*PROBLEM REQUIREMENTS*
Print all the data, keeping every line exactly as it is.
________
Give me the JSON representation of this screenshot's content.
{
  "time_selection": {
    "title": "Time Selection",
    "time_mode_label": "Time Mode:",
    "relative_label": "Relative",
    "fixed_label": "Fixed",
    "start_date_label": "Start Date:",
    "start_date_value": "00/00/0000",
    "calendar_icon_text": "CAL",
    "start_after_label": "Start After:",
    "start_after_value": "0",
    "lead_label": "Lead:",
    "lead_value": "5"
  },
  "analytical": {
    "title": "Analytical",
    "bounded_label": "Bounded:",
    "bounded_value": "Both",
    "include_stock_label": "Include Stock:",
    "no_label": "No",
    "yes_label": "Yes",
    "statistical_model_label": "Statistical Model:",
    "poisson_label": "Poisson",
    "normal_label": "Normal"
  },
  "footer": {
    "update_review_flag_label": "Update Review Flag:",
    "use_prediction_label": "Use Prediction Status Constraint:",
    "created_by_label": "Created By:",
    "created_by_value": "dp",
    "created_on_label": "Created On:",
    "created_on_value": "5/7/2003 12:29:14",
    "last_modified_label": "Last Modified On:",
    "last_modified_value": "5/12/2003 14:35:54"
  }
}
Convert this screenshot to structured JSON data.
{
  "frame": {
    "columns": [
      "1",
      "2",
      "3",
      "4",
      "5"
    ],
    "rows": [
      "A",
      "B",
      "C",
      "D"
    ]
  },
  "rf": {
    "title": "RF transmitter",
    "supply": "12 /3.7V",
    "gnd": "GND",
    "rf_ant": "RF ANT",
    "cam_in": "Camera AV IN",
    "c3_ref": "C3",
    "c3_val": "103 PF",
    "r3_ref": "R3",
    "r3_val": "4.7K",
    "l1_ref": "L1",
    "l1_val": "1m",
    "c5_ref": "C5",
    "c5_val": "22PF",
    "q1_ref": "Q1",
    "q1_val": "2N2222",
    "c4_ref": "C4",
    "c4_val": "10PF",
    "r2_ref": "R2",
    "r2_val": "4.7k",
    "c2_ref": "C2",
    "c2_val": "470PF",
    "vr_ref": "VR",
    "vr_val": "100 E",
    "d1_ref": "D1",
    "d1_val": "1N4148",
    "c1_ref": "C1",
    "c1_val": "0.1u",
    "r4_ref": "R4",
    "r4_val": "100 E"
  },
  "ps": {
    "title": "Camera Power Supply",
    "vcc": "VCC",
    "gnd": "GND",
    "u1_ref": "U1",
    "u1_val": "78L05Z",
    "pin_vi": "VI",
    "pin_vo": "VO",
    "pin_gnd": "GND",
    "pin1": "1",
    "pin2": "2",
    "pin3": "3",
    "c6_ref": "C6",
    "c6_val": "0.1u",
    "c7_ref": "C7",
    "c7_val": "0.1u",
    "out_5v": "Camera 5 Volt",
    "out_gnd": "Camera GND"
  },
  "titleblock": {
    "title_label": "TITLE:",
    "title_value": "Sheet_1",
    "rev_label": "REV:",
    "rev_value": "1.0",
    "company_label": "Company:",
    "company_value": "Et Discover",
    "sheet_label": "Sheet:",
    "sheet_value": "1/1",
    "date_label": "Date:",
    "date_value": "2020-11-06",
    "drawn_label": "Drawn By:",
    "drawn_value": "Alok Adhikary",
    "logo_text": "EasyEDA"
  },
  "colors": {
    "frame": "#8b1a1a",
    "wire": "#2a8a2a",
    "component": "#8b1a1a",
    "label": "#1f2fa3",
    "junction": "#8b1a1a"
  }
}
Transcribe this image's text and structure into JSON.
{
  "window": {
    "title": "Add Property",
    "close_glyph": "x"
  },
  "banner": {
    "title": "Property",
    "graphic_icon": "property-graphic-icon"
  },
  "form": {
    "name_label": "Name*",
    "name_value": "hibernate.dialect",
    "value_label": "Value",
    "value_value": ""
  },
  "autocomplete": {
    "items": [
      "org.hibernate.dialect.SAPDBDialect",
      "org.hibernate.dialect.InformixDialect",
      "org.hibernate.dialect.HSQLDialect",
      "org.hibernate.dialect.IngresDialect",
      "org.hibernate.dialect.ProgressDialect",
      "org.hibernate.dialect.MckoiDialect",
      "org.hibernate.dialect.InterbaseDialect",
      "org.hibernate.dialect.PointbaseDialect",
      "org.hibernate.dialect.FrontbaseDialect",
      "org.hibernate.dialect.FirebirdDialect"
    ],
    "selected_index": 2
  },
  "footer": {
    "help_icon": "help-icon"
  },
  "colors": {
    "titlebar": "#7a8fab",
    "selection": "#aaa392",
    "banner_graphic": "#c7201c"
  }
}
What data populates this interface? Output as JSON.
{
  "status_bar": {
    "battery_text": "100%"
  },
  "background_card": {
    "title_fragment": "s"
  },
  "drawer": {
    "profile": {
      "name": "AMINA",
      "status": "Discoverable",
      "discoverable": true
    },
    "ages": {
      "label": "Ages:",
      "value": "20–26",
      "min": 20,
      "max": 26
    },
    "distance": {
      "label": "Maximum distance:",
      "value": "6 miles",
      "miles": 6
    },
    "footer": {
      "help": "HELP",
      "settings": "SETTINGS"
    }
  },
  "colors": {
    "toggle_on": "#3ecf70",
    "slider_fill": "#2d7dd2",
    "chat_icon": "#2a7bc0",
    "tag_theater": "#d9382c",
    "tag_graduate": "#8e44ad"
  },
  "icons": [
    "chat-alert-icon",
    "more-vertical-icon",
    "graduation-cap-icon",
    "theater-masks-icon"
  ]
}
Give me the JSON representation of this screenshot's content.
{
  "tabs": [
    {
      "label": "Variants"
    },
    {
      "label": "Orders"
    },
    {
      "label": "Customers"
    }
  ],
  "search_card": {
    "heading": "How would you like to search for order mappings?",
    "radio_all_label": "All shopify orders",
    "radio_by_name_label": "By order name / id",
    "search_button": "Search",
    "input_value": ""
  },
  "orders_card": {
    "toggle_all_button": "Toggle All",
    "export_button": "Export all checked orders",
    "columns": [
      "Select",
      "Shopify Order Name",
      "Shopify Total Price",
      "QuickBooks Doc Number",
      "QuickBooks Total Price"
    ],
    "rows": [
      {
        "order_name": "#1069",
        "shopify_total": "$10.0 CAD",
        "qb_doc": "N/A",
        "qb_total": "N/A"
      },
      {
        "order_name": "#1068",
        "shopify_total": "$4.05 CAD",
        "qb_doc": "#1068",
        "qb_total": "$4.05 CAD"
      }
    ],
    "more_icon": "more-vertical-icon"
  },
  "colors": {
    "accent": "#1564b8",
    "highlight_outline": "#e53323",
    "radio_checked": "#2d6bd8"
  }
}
________
*ANSWER TO THIS EXERCISE*
Give me the JSON representation of this screenshot's content.
{
  "time_selection": {
    "title": "Time Selection",
    "time_mode_label": "Time Mode:",
    "relative_label": "Relative",
    "fixed_label": "Fixed",
    "start_date_label": "Start Date:",
    "start_date_value": "00/00/0000",
    "calendar_icon_text": "CAL",
    "start_after_label": "Start After:",
    "start_after_value": "0",
    "lead_label": "Lead:",
    "lead_value": "5"
  },
  "analytical": {
    "title": "Analytical",
    "bounded_label": "Bounded:",
    "bounded_value": "Both",
    "include_stock_label": "Include Stock:",
    "no_label": "No",
    "yes_label": "Yes",
    "statistical_model_label": "Statistical Model:",
    "poisson_label": "Poisson",
    "normal_label": "Normal"
  },
  "footer": {
    "update_review_flag_label": "Update Review Flag:",
    "use_prediction_label": "Use Prediction Status Constraint:",
    "created_by_label": "Created By:",
    "created_by_value": "dp",
    "created_on_label": "Created On:",
    "created_on_value": "5/7/2003 12:29:14",
    "last_modified_label": "Last Modified On:",
    "last_modified_value": "5/12/2003 14:35:54"
  }
}
Convert this screenshot to structured JSON data.
{
  "frame": {
    "columns": [
      "1",
      "2",
      "3",
      "4",
      "5"
    ],
    "rows": [
      "A",
      "B",
      "C",
      "D"
    ]
  },
  "rf": {
    "title": "RF transmitter",
    "supply": "12 /3.7V",
    "gnd": "GND",
    "rf_ant": "RF ANT",
    "cam_in": "Camera AV IN",
    "c3_ref": "C3",
    "c3_val": "103 PF",
    "r3_ref": "R3",
    "r3_val": "4.7K",
    "l1_ref": "L1",
    "l1_val": "1m",
    "c5_ref": "C5",
    "c5_val": "22PF",
    "q1_ref": "Q1",
    "q1_val": "2N2222",
    "c4_ref": "C4",
    "c4_val": "10PF",
    "r2_ref": "R2",
    "r2_val": "4.7k",
    "c2_ref": "C2",
    "c2_val": "470PF",
    "vr_ref": "VR",
    "vr_val": "100 E",
    "d1_ref": "D1",
    "d1_val": "1N4148",
    "c1_ref": "C1",
    "c1_val": "0.1u",
    "r4_ref": "R4",
    "r4_val": "100 E"
  },
  "ps": {
    "title": "Camera Power Supply",
    "vcc": "VCC",
    "gnd": "GND",
    "u1_ref": "U1",
    "u1_val": "78L05Z",
    "pin_vi": "VI",
    "pin_vo": "VO",
    "pin_gnd": "GND",
    "pin1": "1",
    "pin2": "2",
    "pin3": "3",
    "c6_ref": "C6",
    "c6_val": "0.1u",
    "c7_ref": "C7",
    "c7_val": "0.1u",
    "out_5v": "Camera 5 Volt",
    "out_gnd": "Camera GND"
  },
  "titleblock": {
    "title_label": "TITLE:",
    "title_value": "Sheet_1",
    "rev_label": "REV:",
    "rev_value": "1.0",
    "company_label": "Company:",
    "company_value": "Et Discover",
    "sheet_label": "Sheet:",
    "sheet_value": "1/1",
    "date_label": "Date:",
    "date_value": "2020-11-06",
    "drawn_label": "Drawn By:",
    "drawn_value": "Alok Adhikary",
    "logo_text": "EasyEDA"
  },
  "colors": {
    "frame": "#8b1a1a",
    "wire": "#2a8a2a",
    "component": "#8b1a1a",
    "label": "#1f2fa3",
    "junction": "#8b1a1a"
  }
}
Transcribe this image's text and structure into JSON.
{
  "window": {
    "title": "Add Property",
    "close_glyph": "x"
  },
  "banner": {
    "title": "Property",
    "graphic_icon": "property-graphic-icon"
  },
  "form": {
    "name_label": "Name*",
    "name_value": "hibernate.dialect",
    "value_label": "Value",
    "value_value": ""
  },
  "autocomplete": {
    "items": [
      "org.hibernate.dialect.SAPDBDialect",
      "org.hibernate.dialect.InformixDialect",
      "org.hibernate.dialect.HSQLDialect",
      "org.hibernate.dialect.IngresDialect",
      "org.hibernate.dialect.ProgressDialect",
      "org.hibernate.dialect.MckoiDialect",
      "org.hibernate.dialect.InterbaseDialect",
      "org.hibernate.dialect.PointbaseDialect",
      "org.hibernate.dialect.FrontbaseDialect",
      "org.hibernate.dialect.FirebirdDialect"
    ],
    "selected_index": 2
  },
  "footer": {
    "help_icon": "help-icon"
  },
  "colors": {
    "titlebar": "#7a8fab",
    "selection": "#aaa392",
    "banner_graphic": "#c7201c"
  }
}
What data populates this interface? Output as JSON.
{
  "status_bar": {
    "battery_text": "100%"
  },
  "background_card": {
    "title_fragment": "s"
  },
  "drawer": {
    "profile": {
      "name": "AMINA",
      "status": "Discoverable",
      "discoverable": true
    },
    "ages": {
      "label": "Ages:",
      "value": "20–26",
      "min": 20,
      "max": 26
    },
    "distance": {
      "label": "Maximum distance:",
      "value": "6 miles",
      "miles": 6
    },
    "footer": {
      "help": "HELP",
      "settings": "SETTINGS"
    }
  },
  "colors": {
    "toggle_on": "#3ecf70",
    "slider_fill": "#2d7dd2",
    "chat_icon": "#2a7bc0",
    "tag_theater": "#d9382c",
    "tag_graduate": "#8e44ad"
  },
  "icons": [
    "chat-alert-icon",
    "more-vertical-icon",
    "graduation-cap-icon",
    "theater-masks-icon"
  ]
}
Give me the JSON representation of this screenshot's content.
{
  "tabs": [
    {
      "label": "Variants"
    },
    {
      "label": "Orders"
    },
    {
      "label": "Customers"
    }
  ],
  "search_card": {
    "heading": "How would you like to search for order mappings?",
    "radio_all_label": "All shopify orders",
    "radio_by_name_label": "By order name / id",
    "search_button": "Search",
    "input_value": ""
  },
  "orders_card": {
    "toggle_all_button": "Toggle All",
    "export_button": "Export all checked orders",
    "columns": [
      "Select",
      "Shopify Order Name",
      "Shopify Total Price",
      "QuickBooks Doc Number",
      "QuickBooks Total Price"
    ],
    "rows": [
      {
        "order_name": "#1069",
        "shopify_total": "$10.0 CAD",
        "qb_doc": "N/A",
        "qb_total": "N/A"
      },
      {
        "order_name": "#1068",
        "shopify_total": "$4.05 CAD",
        "qb_doc": "#1068",
        "qb_total": "$4.05 CAD"
      }
    ],
    "more_icon": "more-vertical-icon"
  },
  "colors": {
    "accent": "#1564b8",
    "highlight_outline": "#e53323",
    "radio_checked": "#2d6bd8"
  }
}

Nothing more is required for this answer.